What to work on:
In the records below, find each line with the word "sección" and copy it.

Supplied records:
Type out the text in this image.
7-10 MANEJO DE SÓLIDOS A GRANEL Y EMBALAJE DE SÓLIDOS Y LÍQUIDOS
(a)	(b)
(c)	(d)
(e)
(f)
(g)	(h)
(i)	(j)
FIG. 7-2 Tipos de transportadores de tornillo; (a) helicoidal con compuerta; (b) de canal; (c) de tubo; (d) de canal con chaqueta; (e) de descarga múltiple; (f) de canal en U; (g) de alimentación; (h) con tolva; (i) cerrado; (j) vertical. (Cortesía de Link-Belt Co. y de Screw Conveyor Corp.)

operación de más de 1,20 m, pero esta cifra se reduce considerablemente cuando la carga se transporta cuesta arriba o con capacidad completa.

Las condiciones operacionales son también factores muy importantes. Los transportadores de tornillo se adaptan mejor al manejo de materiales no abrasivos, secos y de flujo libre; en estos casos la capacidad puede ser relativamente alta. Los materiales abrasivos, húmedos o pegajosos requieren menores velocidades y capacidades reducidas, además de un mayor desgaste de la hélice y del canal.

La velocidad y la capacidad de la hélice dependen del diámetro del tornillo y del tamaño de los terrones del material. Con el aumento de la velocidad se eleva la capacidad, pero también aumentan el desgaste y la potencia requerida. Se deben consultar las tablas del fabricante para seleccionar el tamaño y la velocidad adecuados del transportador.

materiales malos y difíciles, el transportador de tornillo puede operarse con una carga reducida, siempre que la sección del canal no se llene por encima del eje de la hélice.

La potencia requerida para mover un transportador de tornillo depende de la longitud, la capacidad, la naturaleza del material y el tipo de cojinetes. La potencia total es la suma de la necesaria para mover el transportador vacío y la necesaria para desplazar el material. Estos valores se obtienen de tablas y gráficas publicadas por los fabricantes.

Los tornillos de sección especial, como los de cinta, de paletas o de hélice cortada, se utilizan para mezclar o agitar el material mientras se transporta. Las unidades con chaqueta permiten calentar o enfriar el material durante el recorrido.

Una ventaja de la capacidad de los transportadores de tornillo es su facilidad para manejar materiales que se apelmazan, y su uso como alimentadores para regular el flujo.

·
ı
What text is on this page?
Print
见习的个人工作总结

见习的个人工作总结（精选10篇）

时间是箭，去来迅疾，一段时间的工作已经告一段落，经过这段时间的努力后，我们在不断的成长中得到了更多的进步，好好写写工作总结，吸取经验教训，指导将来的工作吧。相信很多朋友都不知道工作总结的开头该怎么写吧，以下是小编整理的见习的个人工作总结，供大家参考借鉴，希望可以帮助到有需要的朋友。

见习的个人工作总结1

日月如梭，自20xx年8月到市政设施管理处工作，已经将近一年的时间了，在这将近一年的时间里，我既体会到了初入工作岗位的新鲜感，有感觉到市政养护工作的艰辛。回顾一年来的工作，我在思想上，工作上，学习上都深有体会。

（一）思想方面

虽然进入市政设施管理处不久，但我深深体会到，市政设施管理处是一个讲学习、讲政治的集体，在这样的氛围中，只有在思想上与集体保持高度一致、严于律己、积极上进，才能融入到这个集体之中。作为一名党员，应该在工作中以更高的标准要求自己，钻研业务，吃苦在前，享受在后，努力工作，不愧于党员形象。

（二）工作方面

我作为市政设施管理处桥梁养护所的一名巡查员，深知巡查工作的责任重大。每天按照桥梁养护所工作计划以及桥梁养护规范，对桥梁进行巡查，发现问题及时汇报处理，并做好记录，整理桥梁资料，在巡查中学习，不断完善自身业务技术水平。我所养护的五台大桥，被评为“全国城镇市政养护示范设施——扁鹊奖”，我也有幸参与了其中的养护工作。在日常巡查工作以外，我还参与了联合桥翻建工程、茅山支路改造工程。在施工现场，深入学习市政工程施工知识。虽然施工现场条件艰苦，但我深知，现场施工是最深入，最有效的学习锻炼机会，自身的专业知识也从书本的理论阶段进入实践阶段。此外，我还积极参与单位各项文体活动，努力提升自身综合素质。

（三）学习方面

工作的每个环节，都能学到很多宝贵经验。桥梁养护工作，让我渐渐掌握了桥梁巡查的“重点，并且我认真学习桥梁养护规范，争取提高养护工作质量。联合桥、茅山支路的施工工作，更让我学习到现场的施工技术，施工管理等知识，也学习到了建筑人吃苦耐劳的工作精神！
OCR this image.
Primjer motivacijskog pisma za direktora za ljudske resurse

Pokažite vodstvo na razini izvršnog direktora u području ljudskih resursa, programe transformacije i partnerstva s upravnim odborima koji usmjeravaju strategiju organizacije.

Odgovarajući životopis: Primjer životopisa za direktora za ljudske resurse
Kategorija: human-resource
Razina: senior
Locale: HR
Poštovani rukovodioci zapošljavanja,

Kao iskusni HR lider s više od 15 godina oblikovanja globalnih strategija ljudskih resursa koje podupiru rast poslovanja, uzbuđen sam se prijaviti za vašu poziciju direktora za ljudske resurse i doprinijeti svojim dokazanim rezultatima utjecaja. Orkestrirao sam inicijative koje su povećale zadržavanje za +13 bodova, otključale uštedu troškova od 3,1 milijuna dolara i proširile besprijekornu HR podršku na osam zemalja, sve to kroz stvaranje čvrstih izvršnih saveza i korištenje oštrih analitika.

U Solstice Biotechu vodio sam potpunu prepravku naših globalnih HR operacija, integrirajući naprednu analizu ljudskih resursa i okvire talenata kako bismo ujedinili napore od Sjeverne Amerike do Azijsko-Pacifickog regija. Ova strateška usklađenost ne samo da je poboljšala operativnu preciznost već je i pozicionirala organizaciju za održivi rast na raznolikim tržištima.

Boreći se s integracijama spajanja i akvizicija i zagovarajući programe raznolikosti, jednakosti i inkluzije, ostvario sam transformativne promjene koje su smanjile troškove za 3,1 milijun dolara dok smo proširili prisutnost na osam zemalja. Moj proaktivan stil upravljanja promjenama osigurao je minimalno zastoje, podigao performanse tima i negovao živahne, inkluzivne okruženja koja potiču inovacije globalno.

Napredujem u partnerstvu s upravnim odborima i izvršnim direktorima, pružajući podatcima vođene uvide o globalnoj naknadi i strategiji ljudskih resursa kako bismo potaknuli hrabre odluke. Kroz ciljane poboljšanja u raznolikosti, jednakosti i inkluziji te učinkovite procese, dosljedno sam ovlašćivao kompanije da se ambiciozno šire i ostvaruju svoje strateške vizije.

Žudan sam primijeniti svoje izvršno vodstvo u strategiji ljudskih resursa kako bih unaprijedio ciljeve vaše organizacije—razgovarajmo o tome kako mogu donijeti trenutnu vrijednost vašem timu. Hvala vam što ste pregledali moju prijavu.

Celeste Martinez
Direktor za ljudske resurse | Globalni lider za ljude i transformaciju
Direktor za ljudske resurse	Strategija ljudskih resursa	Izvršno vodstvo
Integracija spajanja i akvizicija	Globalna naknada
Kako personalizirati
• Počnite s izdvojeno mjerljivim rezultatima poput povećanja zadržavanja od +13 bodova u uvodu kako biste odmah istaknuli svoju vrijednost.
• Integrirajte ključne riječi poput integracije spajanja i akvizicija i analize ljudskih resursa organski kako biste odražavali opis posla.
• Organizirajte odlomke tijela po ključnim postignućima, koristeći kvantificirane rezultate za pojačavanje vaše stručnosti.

Worked answer:
materiales malos y difíciles, el transportador de tornillo puede operarse con una carga reducida, siempre que la sección del canal no se llene por encima del eje de la hélice.
Los tornillos de sección especial, como los de cinta, de paletas o de hélice cortada, se utilizan para mezclar o agitar el material mientras se transporta. Las unidades con chaqueta permiten calentar o enfriar el material durante el recorrido.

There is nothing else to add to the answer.